Some records:
------------------------------------------------

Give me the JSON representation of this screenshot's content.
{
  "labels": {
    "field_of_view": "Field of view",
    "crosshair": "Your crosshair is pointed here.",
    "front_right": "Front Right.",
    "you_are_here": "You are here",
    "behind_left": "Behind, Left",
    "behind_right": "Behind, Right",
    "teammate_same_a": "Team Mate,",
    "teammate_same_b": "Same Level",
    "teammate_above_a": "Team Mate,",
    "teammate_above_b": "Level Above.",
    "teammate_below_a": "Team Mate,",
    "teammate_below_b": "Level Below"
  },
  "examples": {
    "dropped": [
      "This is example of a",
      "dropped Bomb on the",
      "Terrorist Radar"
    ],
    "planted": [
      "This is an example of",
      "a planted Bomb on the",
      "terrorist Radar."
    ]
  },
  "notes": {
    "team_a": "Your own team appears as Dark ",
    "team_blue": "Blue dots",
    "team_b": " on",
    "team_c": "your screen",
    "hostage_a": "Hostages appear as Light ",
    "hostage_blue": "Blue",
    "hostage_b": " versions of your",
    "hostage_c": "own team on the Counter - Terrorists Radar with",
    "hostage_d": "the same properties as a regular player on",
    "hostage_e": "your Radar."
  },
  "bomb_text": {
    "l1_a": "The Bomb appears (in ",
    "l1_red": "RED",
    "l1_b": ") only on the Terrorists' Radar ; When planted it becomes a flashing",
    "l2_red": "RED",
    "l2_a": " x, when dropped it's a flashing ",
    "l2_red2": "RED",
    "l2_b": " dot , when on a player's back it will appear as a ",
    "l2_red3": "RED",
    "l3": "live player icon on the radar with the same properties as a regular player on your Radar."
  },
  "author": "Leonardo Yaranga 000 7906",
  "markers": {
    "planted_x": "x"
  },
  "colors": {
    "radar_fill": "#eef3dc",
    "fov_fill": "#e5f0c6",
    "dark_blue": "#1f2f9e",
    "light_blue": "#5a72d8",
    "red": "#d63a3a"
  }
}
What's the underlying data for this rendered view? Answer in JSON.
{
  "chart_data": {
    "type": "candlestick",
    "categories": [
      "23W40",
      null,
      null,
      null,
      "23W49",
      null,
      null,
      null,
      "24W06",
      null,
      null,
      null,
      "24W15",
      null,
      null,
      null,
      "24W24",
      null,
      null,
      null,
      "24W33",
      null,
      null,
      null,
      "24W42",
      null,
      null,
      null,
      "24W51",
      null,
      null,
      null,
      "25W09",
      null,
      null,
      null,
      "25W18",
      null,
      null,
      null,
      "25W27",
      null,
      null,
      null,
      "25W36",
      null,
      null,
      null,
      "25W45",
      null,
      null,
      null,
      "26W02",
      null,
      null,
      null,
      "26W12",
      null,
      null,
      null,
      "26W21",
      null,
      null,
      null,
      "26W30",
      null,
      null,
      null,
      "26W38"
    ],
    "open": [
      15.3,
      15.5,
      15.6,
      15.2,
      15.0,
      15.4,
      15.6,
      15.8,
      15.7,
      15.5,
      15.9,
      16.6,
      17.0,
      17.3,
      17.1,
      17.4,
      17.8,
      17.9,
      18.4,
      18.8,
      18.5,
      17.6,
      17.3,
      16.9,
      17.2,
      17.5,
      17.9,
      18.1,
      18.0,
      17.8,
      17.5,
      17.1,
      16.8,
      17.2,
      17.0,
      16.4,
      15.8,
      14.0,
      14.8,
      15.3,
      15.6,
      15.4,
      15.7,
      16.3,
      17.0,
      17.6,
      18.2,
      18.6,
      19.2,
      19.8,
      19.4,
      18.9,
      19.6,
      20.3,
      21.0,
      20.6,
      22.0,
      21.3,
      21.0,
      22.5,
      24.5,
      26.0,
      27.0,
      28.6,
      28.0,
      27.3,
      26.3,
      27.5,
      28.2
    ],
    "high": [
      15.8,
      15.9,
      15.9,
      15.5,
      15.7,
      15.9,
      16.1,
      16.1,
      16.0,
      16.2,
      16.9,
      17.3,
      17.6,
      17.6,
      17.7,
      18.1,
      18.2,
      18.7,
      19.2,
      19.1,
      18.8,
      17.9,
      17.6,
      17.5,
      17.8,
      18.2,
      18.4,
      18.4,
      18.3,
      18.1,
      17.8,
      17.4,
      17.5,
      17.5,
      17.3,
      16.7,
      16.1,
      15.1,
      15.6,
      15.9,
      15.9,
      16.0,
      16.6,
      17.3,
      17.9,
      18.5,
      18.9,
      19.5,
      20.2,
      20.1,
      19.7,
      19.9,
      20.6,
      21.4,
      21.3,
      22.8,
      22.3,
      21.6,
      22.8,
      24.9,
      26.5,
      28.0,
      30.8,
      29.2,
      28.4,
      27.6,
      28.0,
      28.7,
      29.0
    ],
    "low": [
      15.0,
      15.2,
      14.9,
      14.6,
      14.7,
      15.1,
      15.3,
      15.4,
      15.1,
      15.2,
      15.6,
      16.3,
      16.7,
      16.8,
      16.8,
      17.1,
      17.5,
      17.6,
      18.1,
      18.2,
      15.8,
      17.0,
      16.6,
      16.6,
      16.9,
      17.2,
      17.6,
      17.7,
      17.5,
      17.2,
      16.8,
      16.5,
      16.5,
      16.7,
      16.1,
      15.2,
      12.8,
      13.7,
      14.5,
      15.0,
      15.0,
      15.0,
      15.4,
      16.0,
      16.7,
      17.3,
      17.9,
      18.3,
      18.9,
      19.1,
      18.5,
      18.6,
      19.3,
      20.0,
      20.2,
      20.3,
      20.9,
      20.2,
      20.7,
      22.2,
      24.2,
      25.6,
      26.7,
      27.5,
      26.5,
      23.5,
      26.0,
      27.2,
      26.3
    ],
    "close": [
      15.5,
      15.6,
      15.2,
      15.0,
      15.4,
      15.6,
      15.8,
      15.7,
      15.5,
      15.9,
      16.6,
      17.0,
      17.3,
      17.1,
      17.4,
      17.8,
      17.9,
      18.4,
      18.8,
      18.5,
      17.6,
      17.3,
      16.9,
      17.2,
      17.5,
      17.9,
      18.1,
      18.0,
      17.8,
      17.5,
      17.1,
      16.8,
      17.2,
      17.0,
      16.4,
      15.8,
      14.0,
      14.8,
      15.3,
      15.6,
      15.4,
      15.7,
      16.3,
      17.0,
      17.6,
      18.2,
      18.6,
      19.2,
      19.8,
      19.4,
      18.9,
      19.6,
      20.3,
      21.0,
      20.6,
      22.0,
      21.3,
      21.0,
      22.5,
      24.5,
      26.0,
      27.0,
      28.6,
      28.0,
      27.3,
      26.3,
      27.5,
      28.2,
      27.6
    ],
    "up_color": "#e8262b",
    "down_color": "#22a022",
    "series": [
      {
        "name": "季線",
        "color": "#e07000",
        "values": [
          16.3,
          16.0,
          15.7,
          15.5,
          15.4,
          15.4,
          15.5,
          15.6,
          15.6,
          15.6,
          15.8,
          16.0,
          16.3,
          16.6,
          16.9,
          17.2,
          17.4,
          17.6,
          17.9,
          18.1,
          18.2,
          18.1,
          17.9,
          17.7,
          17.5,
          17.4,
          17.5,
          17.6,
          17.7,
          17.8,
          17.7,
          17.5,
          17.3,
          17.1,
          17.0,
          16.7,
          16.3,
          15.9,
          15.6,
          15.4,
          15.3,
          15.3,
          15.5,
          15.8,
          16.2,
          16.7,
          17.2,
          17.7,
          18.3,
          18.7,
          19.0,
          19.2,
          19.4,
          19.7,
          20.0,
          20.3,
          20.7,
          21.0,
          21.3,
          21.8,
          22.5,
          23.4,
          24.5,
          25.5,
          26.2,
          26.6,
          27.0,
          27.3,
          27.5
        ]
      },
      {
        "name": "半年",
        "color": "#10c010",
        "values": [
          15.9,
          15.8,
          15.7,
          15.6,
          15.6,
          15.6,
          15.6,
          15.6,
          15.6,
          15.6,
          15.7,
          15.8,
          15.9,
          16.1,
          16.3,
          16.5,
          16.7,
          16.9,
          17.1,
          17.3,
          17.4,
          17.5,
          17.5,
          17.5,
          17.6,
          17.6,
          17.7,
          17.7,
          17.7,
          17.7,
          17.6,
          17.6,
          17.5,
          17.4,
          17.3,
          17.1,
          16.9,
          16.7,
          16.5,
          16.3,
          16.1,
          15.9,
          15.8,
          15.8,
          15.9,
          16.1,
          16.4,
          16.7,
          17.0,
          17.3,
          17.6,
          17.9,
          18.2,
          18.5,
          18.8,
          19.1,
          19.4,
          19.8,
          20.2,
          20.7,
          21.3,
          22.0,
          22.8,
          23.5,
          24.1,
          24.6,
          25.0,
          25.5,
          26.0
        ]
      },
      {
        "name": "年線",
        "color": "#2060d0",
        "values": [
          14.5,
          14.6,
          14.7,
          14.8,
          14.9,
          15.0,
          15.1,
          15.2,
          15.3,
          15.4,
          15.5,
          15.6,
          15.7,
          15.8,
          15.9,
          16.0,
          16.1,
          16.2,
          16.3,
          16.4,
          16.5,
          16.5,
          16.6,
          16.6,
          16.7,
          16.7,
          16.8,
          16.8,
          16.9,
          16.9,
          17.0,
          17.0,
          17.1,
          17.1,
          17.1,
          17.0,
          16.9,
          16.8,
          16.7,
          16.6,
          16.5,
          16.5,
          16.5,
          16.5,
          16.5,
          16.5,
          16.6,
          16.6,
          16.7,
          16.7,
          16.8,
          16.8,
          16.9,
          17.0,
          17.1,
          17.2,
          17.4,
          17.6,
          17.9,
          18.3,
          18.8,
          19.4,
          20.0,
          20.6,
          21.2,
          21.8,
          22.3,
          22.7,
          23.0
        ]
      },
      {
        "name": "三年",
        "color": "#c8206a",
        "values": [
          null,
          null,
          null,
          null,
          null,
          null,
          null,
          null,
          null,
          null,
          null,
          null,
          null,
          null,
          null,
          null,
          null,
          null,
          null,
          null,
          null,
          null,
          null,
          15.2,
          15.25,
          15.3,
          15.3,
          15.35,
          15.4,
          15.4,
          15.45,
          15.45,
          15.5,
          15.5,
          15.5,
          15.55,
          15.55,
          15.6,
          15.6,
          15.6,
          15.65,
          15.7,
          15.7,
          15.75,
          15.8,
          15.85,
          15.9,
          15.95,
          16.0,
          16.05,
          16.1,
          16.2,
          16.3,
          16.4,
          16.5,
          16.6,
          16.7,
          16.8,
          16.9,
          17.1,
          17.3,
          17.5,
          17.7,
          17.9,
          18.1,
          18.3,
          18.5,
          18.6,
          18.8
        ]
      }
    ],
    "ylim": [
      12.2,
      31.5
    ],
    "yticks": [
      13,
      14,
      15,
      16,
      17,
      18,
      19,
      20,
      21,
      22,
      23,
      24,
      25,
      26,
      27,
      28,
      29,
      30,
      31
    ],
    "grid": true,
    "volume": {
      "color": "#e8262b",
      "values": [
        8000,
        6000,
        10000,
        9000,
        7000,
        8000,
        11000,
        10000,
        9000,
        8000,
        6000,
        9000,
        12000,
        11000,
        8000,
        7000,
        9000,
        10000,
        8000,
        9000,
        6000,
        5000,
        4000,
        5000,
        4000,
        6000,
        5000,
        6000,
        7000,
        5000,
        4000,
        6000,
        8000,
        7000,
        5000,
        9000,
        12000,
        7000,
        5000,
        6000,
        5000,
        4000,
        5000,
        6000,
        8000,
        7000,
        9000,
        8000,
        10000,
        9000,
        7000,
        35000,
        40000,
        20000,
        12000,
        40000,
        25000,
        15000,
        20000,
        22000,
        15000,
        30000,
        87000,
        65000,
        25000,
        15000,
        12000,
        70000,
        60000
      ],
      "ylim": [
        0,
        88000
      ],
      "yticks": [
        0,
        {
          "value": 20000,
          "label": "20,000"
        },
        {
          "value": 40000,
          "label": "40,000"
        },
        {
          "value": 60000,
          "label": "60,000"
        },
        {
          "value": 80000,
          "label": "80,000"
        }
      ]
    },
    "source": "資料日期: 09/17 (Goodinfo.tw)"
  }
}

------------------------------------------------

Task:
Find all lines holding the string "Level" and copy them.

Answer to this problem:
    "teammate_same_b": "Same Level",
    "teammate_above_b": "Level Above.",
    "teammate_below_b": "Level Below"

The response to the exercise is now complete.